Provided passage:

Several recent systematic reviews have highlighted interventions aimed at school-aged refugee children (27, 28, 57, 87, 92).The majority of intervention research with this age group has taken place in HIC, with a few focused on refugee youth in transit or living in LMIC. These interventions include individual psychotherapy, family-oriented programs, school-based work, and multimodal/multilevel approaches.

Youth in transit

Although refugee camps are supposed to be temporary solutions, in many cases they become long-term housing for families and youth. Thus it is important to provide support to children and families in these low-resource environments. Unfortunately, family-based, ecological interventions for school-aged youth in refugee camps are limited. One such intervention, the Common Elements Treatment Approach for youth (CETA-Youth), was implemented and evaluated in Somali refugee camps on the Somali/Ethiopian border (53). CETA teaches cognitive-behavioral therapy elements common to evidence-based treatments (EBTs) for different mental health issues (e.g., depression, anxiety, trauma) and combines treatment elements based on the needs of youth and caregivers. It consists of six to twelve weekly sessions with the child and caregiver and is delivered by lay providers. CETA seems a promising way to reach, scale up and sustain mental health services in LMICs. The intervention was effective in reducing symptoms of internalizing, externalizing and post-traumatic stress disorders (53).

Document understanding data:
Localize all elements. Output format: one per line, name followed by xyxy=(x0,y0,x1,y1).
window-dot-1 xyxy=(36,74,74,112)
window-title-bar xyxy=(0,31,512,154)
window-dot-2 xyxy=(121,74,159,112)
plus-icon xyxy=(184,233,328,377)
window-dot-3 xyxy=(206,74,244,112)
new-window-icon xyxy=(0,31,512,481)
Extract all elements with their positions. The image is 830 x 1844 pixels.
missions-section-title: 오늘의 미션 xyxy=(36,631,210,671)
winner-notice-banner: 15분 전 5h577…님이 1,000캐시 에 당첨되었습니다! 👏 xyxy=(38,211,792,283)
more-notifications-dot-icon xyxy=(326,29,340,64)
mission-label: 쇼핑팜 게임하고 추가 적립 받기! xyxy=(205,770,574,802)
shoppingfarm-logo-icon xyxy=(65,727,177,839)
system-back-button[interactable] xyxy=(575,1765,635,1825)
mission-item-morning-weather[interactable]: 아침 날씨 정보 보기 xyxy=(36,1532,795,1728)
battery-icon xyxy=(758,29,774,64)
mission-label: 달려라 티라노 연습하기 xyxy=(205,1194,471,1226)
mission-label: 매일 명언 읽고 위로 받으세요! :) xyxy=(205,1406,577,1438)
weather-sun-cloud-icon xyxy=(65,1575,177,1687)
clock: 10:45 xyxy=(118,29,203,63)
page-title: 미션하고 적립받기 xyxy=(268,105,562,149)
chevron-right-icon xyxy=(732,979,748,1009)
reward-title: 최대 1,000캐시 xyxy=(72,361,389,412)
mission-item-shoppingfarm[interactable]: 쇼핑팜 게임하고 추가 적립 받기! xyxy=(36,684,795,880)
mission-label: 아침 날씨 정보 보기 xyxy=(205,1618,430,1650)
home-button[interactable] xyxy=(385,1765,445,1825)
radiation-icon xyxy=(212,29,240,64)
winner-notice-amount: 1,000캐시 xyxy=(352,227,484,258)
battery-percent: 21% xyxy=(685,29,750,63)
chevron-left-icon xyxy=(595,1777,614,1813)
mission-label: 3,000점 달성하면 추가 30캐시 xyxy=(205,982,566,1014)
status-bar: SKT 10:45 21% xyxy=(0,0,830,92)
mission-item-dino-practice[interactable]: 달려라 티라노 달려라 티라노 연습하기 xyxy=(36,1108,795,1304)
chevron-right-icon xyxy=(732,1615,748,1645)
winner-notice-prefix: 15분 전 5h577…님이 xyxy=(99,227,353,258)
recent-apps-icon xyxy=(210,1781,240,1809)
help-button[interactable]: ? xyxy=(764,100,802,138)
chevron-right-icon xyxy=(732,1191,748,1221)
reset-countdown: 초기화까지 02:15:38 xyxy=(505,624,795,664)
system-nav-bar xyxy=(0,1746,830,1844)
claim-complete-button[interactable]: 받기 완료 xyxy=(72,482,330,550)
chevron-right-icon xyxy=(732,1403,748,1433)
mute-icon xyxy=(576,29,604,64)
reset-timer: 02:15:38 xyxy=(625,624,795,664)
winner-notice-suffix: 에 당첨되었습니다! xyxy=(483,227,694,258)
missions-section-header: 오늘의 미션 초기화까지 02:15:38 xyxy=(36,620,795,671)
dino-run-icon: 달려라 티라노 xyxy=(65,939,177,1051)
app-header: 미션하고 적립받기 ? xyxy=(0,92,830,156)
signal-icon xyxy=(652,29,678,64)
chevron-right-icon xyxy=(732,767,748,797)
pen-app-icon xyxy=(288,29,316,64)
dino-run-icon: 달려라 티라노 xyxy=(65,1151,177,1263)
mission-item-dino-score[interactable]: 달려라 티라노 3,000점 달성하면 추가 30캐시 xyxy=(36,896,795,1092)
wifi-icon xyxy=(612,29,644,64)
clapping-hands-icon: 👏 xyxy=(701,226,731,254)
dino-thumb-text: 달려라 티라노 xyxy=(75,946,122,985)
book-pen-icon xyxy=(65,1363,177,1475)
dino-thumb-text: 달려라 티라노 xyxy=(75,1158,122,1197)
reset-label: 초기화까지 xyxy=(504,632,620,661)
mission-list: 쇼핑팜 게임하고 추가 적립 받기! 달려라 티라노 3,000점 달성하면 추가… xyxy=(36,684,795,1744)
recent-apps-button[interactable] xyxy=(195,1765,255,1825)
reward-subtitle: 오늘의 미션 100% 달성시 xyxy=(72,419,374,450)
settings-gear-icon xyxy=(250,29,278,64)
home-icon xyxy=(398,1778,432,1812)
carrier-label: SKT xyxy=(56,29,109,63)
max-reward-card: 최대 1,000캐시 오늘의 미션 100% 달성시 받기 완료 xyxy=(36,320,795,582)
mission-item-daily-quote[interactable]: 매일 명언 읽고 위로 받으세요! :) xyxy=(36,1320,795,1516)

Set of tasks:
• 1. In the passage on interventions for refugee children, where was CETA-Youth implemented and evaluated?
• 2. Continue the passage on interventions for refugee children from where it stops.

Task results:
• 1. CETA-Youth was implemented and evaluated in Somali refugee camps on the Somali/Ethiopian border.

• 2.
Another intervention approach being used with war-affected youth is the Youth Readiness Intervention which comprises an adapted group CBT intervention integrated both into school settings (8) and youth employment/entrepreneurship programs. A randomized controlled trial indicated significant effects on emotion regulation, daily functioning, social support and prosocial attitudes and behaviors (8).

Two other individual-level interventions piloted in refugee camps are worth noting. The Writing for Recovery (WfR) short-term group intervention was implemented in a refugee camp in Gaza with adolescents aged between 12 and 17 years (44). WfR is a manual-based group intervention targeting adolescents with a history of trauma and does not require professional mental health workers, making it a suitable intervention in low-resource settings. Adolescents who participated in the intervention reported lower post-traumatic symptoms and depression at follow up. A second intervention, focused on educational support, also addresses psychosocial issues among refugee youth. Al-Rousan et al. (1) offered full university tuition and a monthly living stipend to a group of Syrian refugee youth living in a camp in Jordan. A mixed-method evaluation of this intervention showed that the benefits went beyond academic and financial outcomes and promoted the psychosocial adjustment of adolescents. There is potential for interventions aimed at providing concrete educational and economic support to also prevent or ameliorate mental health problems among refugee youth.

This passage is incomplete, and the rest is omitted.